Text block:
First studies in robust watermarking were mostly empirical. The domain became more academic when the 
watermarking problem was considered as communication over a noisy channel : the watermark is a signal to be 
transmitted through a channel corrupted by noise due to the cover signal and attacks. Watermarking was then 
considered as a kind of channel coding. The latest contributions then focused on theoretical studies, inspired 
by information theory, but not usable as such. 

Due to constraints on the embedding distortion (MSE or weighted MSE) , the power of the transmitted signal 
is limited. The communication channel is noisy due to attacks. It has often been modeled as the addition of 
white Gaussian noise (AWGN channel). 1 ' 2 The host signal has then often been considered as a noise that 
limits the performance of the watermarking scheme. But recently, it has been shown that watermarking can 
be regarded as a problem of communication with side information 3 : a part of the added noise (i.e. the host 
signal) is perfectly known during the embedding process. Costa 4 studied this kind of channel and gave a 
limit of capacity, independant of of the host signal. He also exhibited a theoretical algorithm (the Ideal Costa 
Scheme) to reach this limit, considering i.i.d. Gaussian signals and AWGN transmission. However since this 
scheme relies on exhaustive search among codevectors, practical implementation of this scheme is not realistic.

Parts of the exercise:
1) Copy the watermarking text from "First studies in" to "usable as such.", renaming "noise" as "interference".
2) Answer these questions about the watermarking text:
(a) What kind of work were the first studies in robust watermarking mostly?
(b) What has the noisy channel often been modeled as?
(c) Why is practical implementation of the Ideal Costa Scheme not realistic?
The lines have nothing to do with the watermarking text.

Dataset content:
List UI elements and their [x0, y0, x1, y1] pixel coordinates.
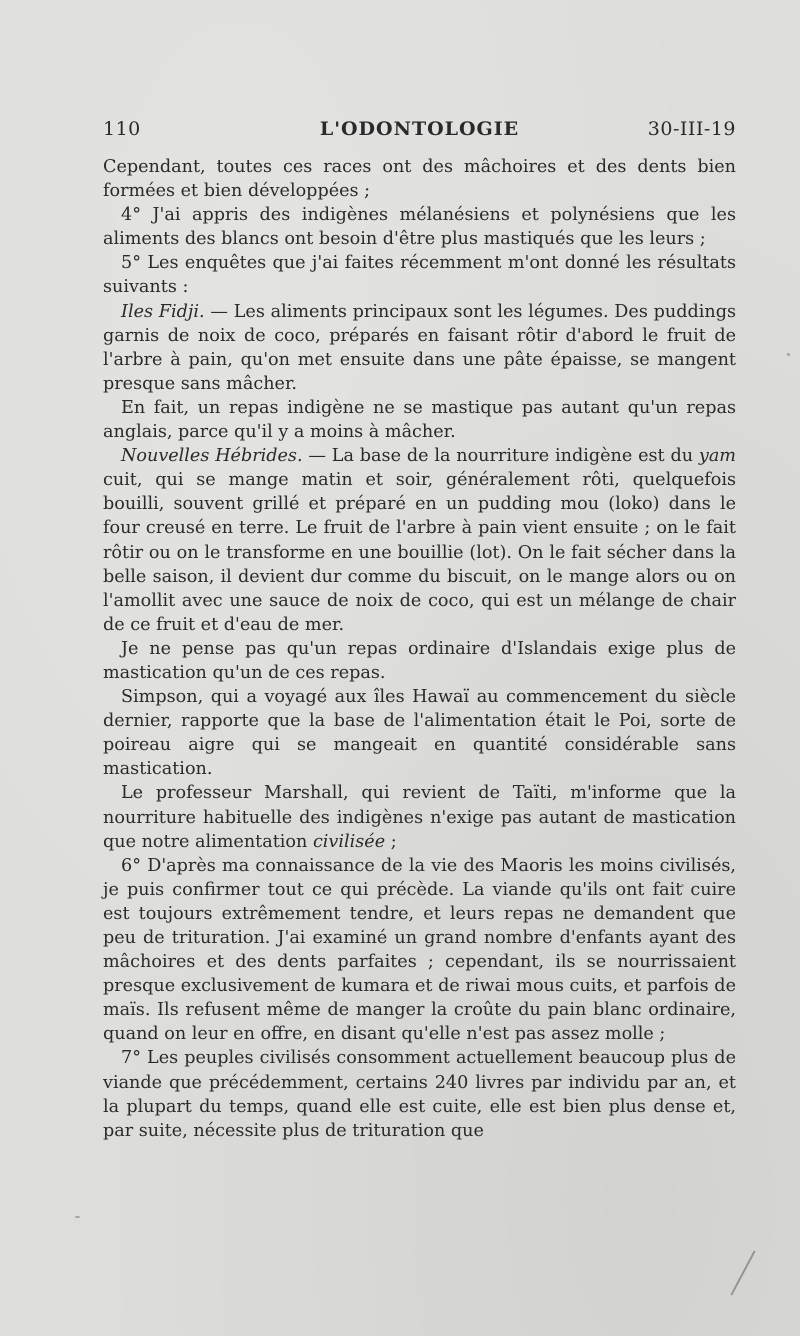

Outputs for the tasks:
1)
First studies in robust watermarking were mostly empirical. The domain became more academic when the 
watermarking problem was considered as communication over a noisy channel : the watermark is a signal to be 
transmitted through a channel corrupted by interference due to the cover signal and attacks. Watermarking was then 
considered as a kind of channel coding. The latest contributions then focused on theoretical studies, inspired 
by information theory, but not usable as such.

2)
(a) They were mostly empirical.
(b) The addition of white Gaussian noise (AWGN channel).
(c) Because the scheme relies on exhaustive search among codevectors.